* _Required work_
Emit the entire listing verbatim.

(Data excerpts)
## START

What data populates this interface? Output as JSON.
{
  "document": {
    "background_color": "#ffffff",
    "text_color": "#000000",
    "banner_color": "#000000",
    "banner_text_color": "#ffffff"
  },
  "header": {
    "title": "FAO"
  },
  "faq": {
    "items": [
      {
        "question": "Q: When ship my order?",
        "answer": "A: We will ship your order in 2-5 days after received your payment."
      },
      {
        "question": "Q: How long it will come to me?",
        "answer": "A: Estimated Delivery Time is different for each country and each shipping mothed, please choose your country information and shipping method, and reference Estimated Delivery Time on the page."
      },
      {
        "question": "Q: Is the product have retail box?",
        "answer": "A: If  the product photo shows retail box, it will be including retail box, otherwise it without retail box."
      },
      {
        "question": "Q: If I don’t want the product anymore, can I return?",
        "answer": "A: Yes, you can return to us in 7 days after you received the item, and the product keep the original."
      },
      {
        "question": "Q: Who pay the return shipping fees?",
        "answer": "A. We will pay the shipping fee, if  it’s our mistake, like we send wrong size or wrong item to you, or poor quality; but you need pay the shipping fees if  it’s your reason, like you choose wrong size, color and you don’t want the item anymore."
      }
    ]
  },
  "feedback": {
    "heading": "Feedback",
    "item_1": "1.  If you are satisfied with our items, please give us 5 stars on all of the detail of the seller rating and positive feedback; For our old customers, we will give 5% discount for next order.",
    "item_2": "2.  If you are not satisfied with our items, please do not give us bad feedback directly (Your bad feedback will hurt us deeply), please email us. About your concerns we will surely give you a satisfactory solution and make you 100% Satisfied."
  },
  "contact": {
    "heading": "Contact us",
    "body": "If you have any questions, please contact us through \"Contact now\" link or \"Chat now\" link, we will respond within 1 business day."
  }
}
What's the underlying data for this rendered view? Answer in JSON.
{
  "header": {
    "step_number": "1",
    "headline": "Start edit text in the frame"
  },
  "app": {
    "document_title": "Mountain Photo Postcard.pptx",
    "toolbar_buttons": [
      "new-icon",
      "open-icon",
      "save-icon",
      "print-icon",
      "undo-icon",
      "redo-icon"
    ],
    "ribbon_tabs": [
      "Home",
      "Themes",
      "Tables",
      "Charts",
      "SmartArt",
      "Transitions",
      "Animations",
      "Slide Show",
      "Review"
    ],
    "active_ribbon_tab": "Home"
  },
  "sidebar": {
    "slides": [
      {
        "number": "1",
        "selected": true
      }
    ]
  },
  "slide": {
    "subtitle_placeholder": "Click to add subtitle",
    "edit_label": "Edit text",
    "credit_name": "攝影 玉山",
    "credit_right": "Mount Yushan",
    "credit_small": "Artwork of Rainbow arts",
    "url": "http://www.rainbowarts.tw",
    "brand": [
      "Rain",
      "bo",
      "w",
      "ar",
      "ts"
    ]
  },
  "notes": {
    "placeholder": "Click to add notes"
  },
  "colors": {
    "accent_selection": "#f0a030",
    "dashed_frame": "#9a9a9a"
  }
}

## END

* _Response_
What data populates this interface? Output as JSON.
{
  "document": {
    "background_color": "#ffffff",
    "text_color": "#000000",
    "banner_color": "#000000",
    "banner_text_color": "#ffffff"
  },
  "header": {
    "title": "FAO"
  },
  "faq": {
    "items": [
      {
        "question": "Q: When ship my order?",
        "answer": "A: We will ship your order in 2-5 days after received your payment."
      },
      {
        "question": "Q: How long it will come to me?",
        "answer": "A: Estimated Delivery Time is different for each country and each shipping mothed, please choose your country information and shipping method, and reference Estimated Delivery Time on the page."
      },
      {
        "question": "Q: Is the product have retail box?",
        "answer": "A: If  the product photo shows retail box, it will be including retail box, otherwise it without retail box."
      },
      {
        "question": "Q: If I don’t want the product anymore, can I return?",
        "answer": "A: Yes, you can return to us in 7 days after you received the item, and the product keep the original."
      },
      {
        "question": "Q: Who pay the return shipping fees?",
        "answer": "A. We will pay the shipping fee, if  it’s our mistake, like we send wrong size or wrong item to you, or poor quality; but you need pay the shipping fees if  it’s your reason, like you choose wrong size, color and you don’t want the item anymore."
      }
    ]
  },
  "feedback": {
    "heading": "Feedback",
    "item_1": "1.  If you are satisfied with our items, please give us 5 stars on all of the detail of the seller rating and positive feedback; For our old customers, we will give 5% discount for next order.",
    "item_2": "2.  If you are not satisfied with our items, please do not give us bad feedback directly (Your bad feedback will hurt us deeply), please email us. About your concerns we will surely give you a satisfactory solution and make you 100% Satisfied."
  },
  "contact": {
    "heading": "Contact us",
    "body": "If you have any questions, please contact us through \"Contact now\" link or \"Chat now\" link, we will respond within 1 business day."
  }
}
What's the underlying data for this rendered view? Answer in JSON.
{
  "header": {
    "step_number": "1",
    "headline": "Start edit text in the frame"
  },
  "app": {
    "document_title": "Mountain Photo Postcard.pptx",
    "toolbar_buttons": [
      "new-icon",
      "open-icon",
      "save-icon",
      "print-icon",
      "undo-icon",
      "redo-icon"
    ],
    "ribbon_tabs": [
      "Home",
      "Themes",
      "Tables",
      "Charts",
      "SmartArt",
      "Transitions",
      "Animations",
      "Slide Show",
      "Review"
    ],
    "active_ribbon_tab": "Home"
  },
  "sidebar": {
    "slides": [
      {
        "number": "1",
        "selected": true
      }
    ]
  },
  "slide": {
    "subtitle_placeholder": "Click to add subtitle",
    "edit_label": "Edit text",
    "credit_name": "攝影 玉山",
    "credit_right": "Mount Yushan",
    "credit_small": "Artwork of Rainbow arts",
    "url": "http://www.rainbowarts.tw",
    "brand": [
      "Rain",
      "bo",
      "w",
      "ar",
      "ts"
    ]
  },
  "notes": {
    "placeholder": "Click to add notes"
  },
  "colors": {
    "accent_selection": "#f0a030",
    "dashed_frame": "#9a9a9a"
  }
}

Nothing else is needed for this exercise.